═══ Information given

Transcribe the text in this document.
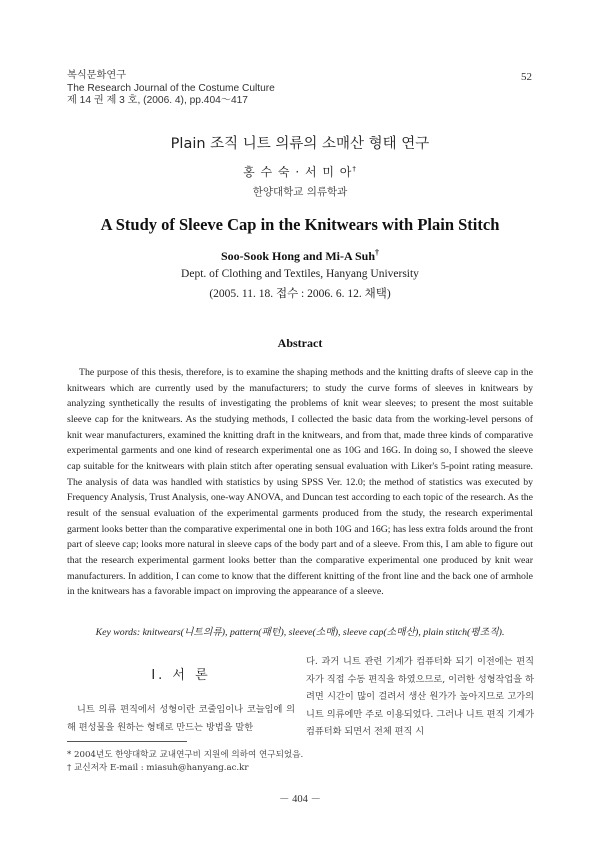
복식문화연구
The Research Journal of the Costume Culture
제 14 권 제 3 호, (2006. 4), pp.404～417
52
Plain 조직 니트 의류의 소매산 형태 연구
홍 수 숙 · 서 미 아†
한양대학교 의류학과
A Study of Sleeve Cap in the Knitwears with Plain Stitch
Soo-Sook Hong and Mi-A Suh†
Dept. of Clothing and Textiles, Hanyang University
(2005. 11. 18. 접수 : 2006. 6. 12. 채택)
Abstract

The purpose of this thesis, therefore, is to examine the shaping methods and the knitting drafts of sleeve cap in the knitwears which are currently used by the manufacturers; to study the curve forms of sleeves in knitwears by analyzing synthetically the results of investigating the problems of knit wear sleeves; to present the most suitable sleeve cap for the knitwears. As the studying methods, I collected the basic data from the working-level persons of knit wear manufacturers, examined the knitting draft in the knitwears, and from that, made three kinds of comparative experimental garments and one kind of research experimental one as 10G and 16G. In doing so, I showed the sleeve cap suitable for the knitwears with plain stitch after operating sensual evaluation with Liker's 5-point rating measure. The analysis of data was handled with statistics by using SPSS Ver. 12.0; the method of statistics was executed by Frequency Analysis, Trust Analysis, one-way ANOVA, and Duncan test according to each topic of the research. As the result of the sensual evaluation of the experimental garments produced from the study, the research experimental garment looks better than the comparative experimental one in both 10G and 16G; has less extra folds around the front part of sleeve cap; looks more natural in sleeve caps of the body part and of a sleeve. From this, I am able to figure out that the research experimental garment looks better than the comparative experimental one produced by knit wear manufacturers. In addition, I can come to know that the different knitting of the front line and the back one of armhole in the knitwears has a favorable impact on improving the appearance of a sleeve.

Key words: knitwears(니트의류), pattern(패턴), sleeve(소매), sleeve cap(소매산), plain stitch(평조직).
Ⅰ. 서 론

니트 의류 편직에서 성형이란 코줄임이나 코늘임에 의해 편성물을 원하는 형태로 만드는 방법을 말한

다. 과거 니트 관련 기계가 컴퓨터화 되기 이전에는 편직자가 직접 수동 편직을 하였으므로, 이러한 성형작업을 하려면 시간이 많이 걸려서 생산 원가가 높아지므로 고가의 니트 의류에만 주로 이용되었다. 그러나 니트 편직 기계가 컴퓨터화 되면서 전체 편직 시

* 2004년도 한양대학교 교내연구비 지원에 의하여 연구되었음.
† 교신저자 E-mail : miasuh@hanyang.ac.kr
－ 404 －
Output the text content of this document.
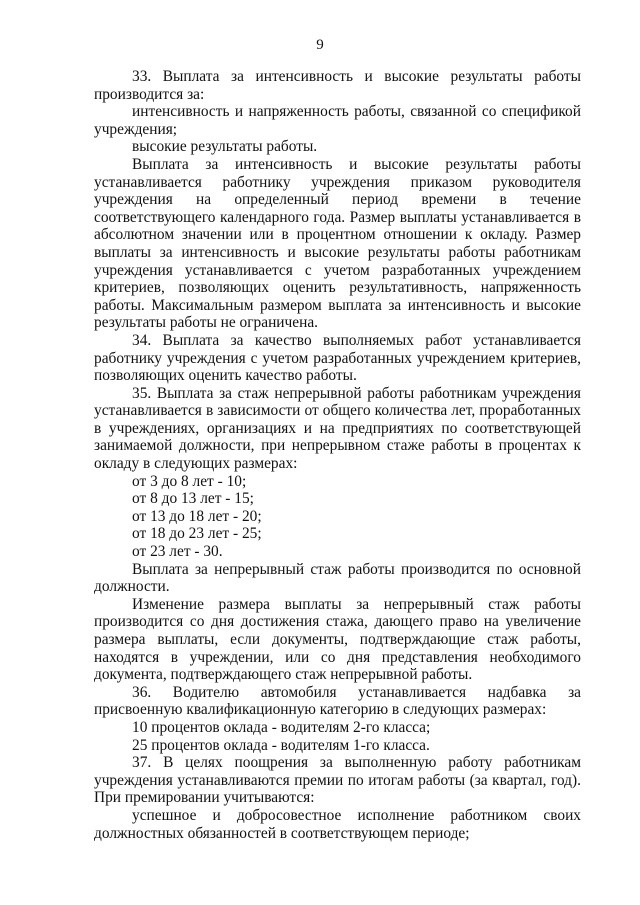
9

33. Выплата за интенсивность и высокие результаты работы производится за:

интенсивность и напряженность работы, связанной со спецификой учреждения;

высокие результаты работы.

Выплата за интенсивность и высокие результаты работы устанавливается работнику учреждения приказом руководителя учреждения на определенный период времени в течение соответствующего календарного года. Размер выплаты устанавливается в абсолютном значении или в процентном отношении к окладу. Размер выплаты за интенсивность и высокие результаты работы работникам учреждения устанавливается с учетом разработанных учреждением критериев, позволяющих оценить результативность, напряженность работы. Максимальным размером выплата за интенсивность и высокие результаты работы не ограничена.

34. Выплата за качество выполняемых работ устанавливается работнику учреждения с учетом разработанных учреждением критериев, позволяющих оценить качество работы.

35. Выплата за стаж непрерывной работы работникам учреждения устанавливается в зависимости от общего количества лет, проработанных в учреждениях, организациях и на предприятиях по соответствующей занимаемой должности, при непрерывном стаже работы в процентах к окладу в следующих размерах:

от 3 до 8 лет - 10;

от 8 до 13 лет - 15;

от 13 до 18 лет - 20;

от 18 до 23 лет - 25;

от 23 лет - 30.

Выплата за непрерывный стаж работы производится по основной должности.

Изменение размера выплаты за непрерывный стаж работы производится со дня достижения стажа, дающего право на увеличение размера выплаты, если документы, подтверждающие стаж работы, находятся в учреждении, или со дня представления необходимого документа, подтверждающего стаж непрерывной работы.

36. Водителю автомобиля устанавливается надбавка за присвоенную квалификационную категорию в следующих размерах:

10 процентов оклада - водителям 2-го класса;

25 процентов оклада - водителям 1-го класса.

37. В целях поощрения за выполненную работу работникам учреждения устанавливаются премии по итогам работы (за квартал, год). При премировании учитываются:

успешное и добросовестное исполнение работником своих должностных обязанностей в соответствующем периоде;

══════

Will you set down the records word for word while leaving out every picture?

▶ [Output of the exercise]
Transcribe the text in this document.
복식문화연구
The Research Journal of the Costume Culture
제 14 권 제 3 호, (2006. 4), pp.404～417
52
Plain 조직 니트 의류의 소매산 형태 연구
홍 수 숙 · 서 미 아†
한양대학교 의류학과
A Study of Sleeve Cap in the Knitwears with Plain Stitch
Soo-Sook Hong and Mi-A Suh†
Dept. of Clothing and Textiles, Hanyang University
(2005. 11. 18. 접수 : 2006. 6. 12. 채택)
Abstract

The purpose of this thesis, therefore, is to examine the shaping methods and the knitting drafts of sleeve cap in the knitwears which are currently used by the manufacturers; to study the curve forms of sleeves in knitwears by analyzing synthetically the results of investigating the problems of knit wear sleeves; to present the most suitable sleeve cap for the knitwears. As the studying methods, I collected the basic data from the working-level persons of knit wear manufacturers, examined the knitting draft in the knitwears, and from that, made three kinds of comparative experimental garments and one kind of research experimental one as 10G and 16G. In doing so, I showed the sleeve cap suitable for the knitwears with plain stitch after operating sensual evaluation with Liker's 5-point rating measure. The analysis of data was handled with statistics by using SPSS Ver. 12.0; the method of statistics was executed by Frequency Analysis, Trust Analysis, one-way ANOVA, and Duncan test according to each topic of the research. As the result of the sensual evaluation of the experimental garments produced from the study, the research experimental garment looks better than the comparative experimental one in both 10G and 16G; has less extra folds around the front part of sleeve cap; looks more natural in sleeve caps of the body part and of a sleeve. From this, I am able to figure out that the research experimental garment looks better than the comparative experimental one produced by knit wear manufacturers. In addition, I can come to know that the different knitting of the front line and the back one of armhole in the knitwears has a favorable impact on improving the appearance of a sleeve.

Key words: knitwears(니트의류), pattern(패턴), sleeve(소매), sleeve cap(소매산), plain stitch(평조직).
Ⅰ. 서 론

니트 의류 편직에서 성형이란 코줄임이나 코늘임에 의해 편성물을 원하는 형태로 만드는 방법을 말한

다. 과거 니트 관련 기계가 컴퓨터화 되기 이전에는 편직자가 직접 수동 편직을 하였으므로, 이러한 성형작업을 하려면 시간이 많이 걸려서 생산 원가가 높아지므로 고가의 니트 의류에만 주로 이용되었다. 그러나 니트 편직 기계가 컴퓨터화 되면서 전체 편직 시

* 2004년도 한양대학교 교내연구비 지원에 의하여 연구되었음.
† 교신저자 E-mail : miasuh@hanyang.ac.kr
－ 404 －
Output the text content of this document.
9

33. Выплата за интенсивность и высокие результаты работы производится за:

интенсивность и напряженность работы, связанной со спецификой учреждения;

высокие результаты работы.

Выплата за интенсивность и высокие результаты работы устанавливается работнику учреждения приказом руководителя учреждения на определенный период времени в течение соответствующего календарного года. Размер выплаты устанавливается в абсолютном значении или в процентном отношении к окладу. Размер выплаты за интенсивность и высокие результаты работы работникам учреждения устанавливается с учетом разработанных учреждением критериев, позволяющих оценить результативность, напряженность работы. Максимальным размером выплата за интенсивность и высокие результаты работы не ограничена.

34. Выплата за качество выполняемых работ устанавливается работнику учреждения с учетом разработанных учреждением критериев, позволяющих оценить качество работы.

35. Выплата за стаж непрерывной работы работникам учреждения устанавливается в зависимости от общего количества лет, проработанных в учреждениях, организациях и на предприятиях по соответствующей занимаемой должности, при непрерывном стаже работы в процентах к окладу в следующих размерах:

от 3 до 8 лет - 10;

от 8 до 13 лет - 15;

от 13 до 18 лет - 20;

от 18 до 23 лет - 25;

от 23 лет - 30.

Выплата за непрерывный стаж работы производится по основной должности.

Изменение размера выплаты за непрерывный стаж работы производится со дня достижения стажа, дающего право на увеличение размера выплаты, если документы, подтверждающие стаж работы, находятся в учреждении, или со дня представления необходимого документа, подтверждающего стаж непрерывной работы.

36. Водителю автомобиля устанавливается надбавка за присвоенную квалификационную категорию в следующих размерах:

10 процентов оклада - водителям 2-го класса;

25 процентов оклада - водителям 1-го класса.

37. В целях поощрения за выполненную работу работникам учреждения устанавливаются премии по итогам работы (за квартал, год). При премировании учитываются:

успешное и добросовестное исполнение работником своих должностных обязанностей в соответствующем периоде;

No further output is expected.